## Your objective
Pull each line holding the word "clockwise" from the data.
***** Materials provided
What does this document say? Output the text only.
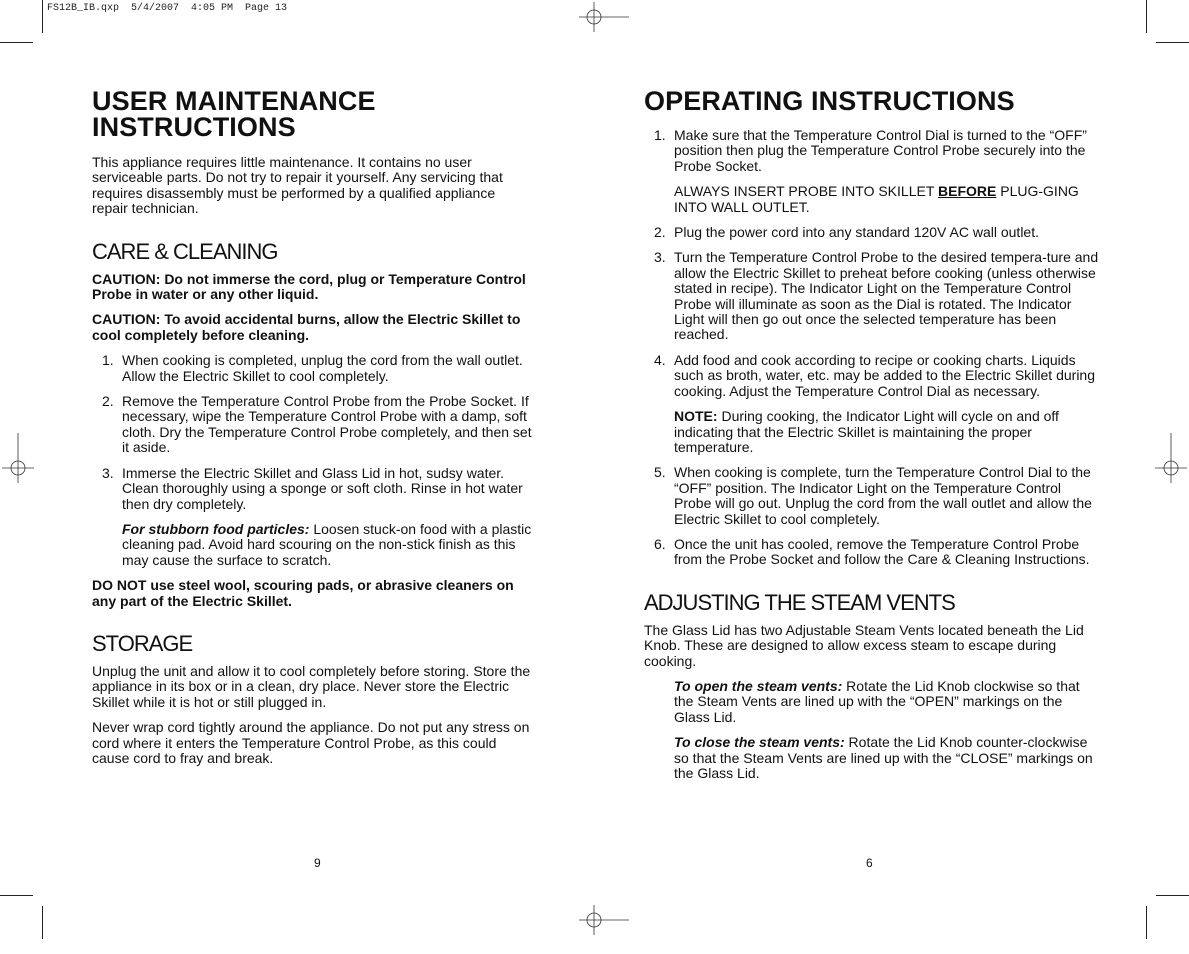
FS12B_IB.qxp  5/4/2007  4:05 PM  Page 13
USER MAINTENANCE
INSTRUCTIONS

This appliance requires little maintenance. It contains no user serviceable parts. Do not try to repair it yourself. Any servicing that requires disassembly must be performed by a qualified appliance repair technician.

CARE & CLEANING

CAUTION: Do not immerse the cord, plug or Temperature Control Probe in water or any other liquid.

CAUTION: To avoid accidental burns, allow the Electric Skillet to cool completely before cleaning.

1. When cooking is completed, unplug the cord from the wall outlet. Allow the Electric Skillet to cool completely.
2. Remove the Temperature Control Probe from the Probe Socket. If necessary, wipe the Temperature Control Probe with a damp, soft cloth. Dry the Temperature Control Probe completely, and then set it aside.
3. Immerse the Electric Skillet and Glass Lid in hot, sudsy water. Clean thoroughly using a sponge or soft cloth. Rinse in hot water then dry completely.

For stubborn food particles: Loosen stuck-on food with a plastic cleaning pad. Avoid hard scouring on the non-stick finish as this may cause the surface to scratch.

DO NOT use steel wool, scouring pads, or abrasive cleaners on any part of the Electric Skillet.

STORAGE

Unplug the unit and allow it to cool completely before storing. Store the appliance in its box or in a clean, dry place. Never store the Electric Skillet while it is hot or still plugged in.

Never wrap cord tightly around the appliance. Do not put any stress on cord where it enters the Temperature Control Probe, as this could cause cord to fray and break.

9
OPERATING INSTRUCTIONS
1. Make sure that the Temperature Control Dial is turned to the “OFF” position then plug the Temperature Control Probe securely into the Probe Socket.

ALWAYS INSERT PROBE INTO SKILLET BEFORE PLUG-GING INTO WALL OUTLET.

2. Plug the power cord into any standard 120V AC wall outlet.
3. Turn the Temperature Control Probe to the desired tempera-ture and allow the Electric Skillet to preheat before cooking (unless otherwise stated in recipe). The Indicator Light on the Temperature Control Probe will illuminate as soon as the Dial is rotated. The Indicator Light will then go out once the selected temperature has been reached.
4. Add food and cook according to recipe or cooking charts. Liquids such as broth, water, etc. may be added to the Electric Skillet during cooking. Adjust the Temperature Control Dial as necessary.

NOTE: During cooking, the Indicator Light will cycle on and off indicating that the Electric Skillet is maintaining the proper temperature.

5. When cooking is complete, turn the Temperature Control Dial to the “OFF” position. The Indicator Light on the Temperature Control Probe will go out. Unplug the cord from the wall outlet and allow the Electric Skillet to cool completely.
6. Once the unit has cooled, remove the Temperature Control Probe from the Probe Socket and follow the Care & Cleaning Instructions.
ADJUSTING THE STEAM VENTS

The Glass Lid has two Adjustable Steam Vents located beneath the Lid Knob. These are designed to allow excess steam to escape during cooking.

To open the steam vents: Rotate the Lid Knob clockwise so that the Steam Vents are lined up with the “OPEN” markings on the Glass Lid.

To close the steam vents: Rotate the Lid Knob counter-clockwise so that the Steam Vents are lined up with the “CLOSE” markings on the Glass Lid.

6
**********
## Response
To open the steam vents: Rotate the Lid Knob clockwise so that the Steam Vents are lined up with the “OPEN” markings on the Glass Lid.
To close the steam vents: Rotate the Lid Knob counter-clockwise so that the Steam Vents are lined up with the “CLOSE” markings on the Glass Lid.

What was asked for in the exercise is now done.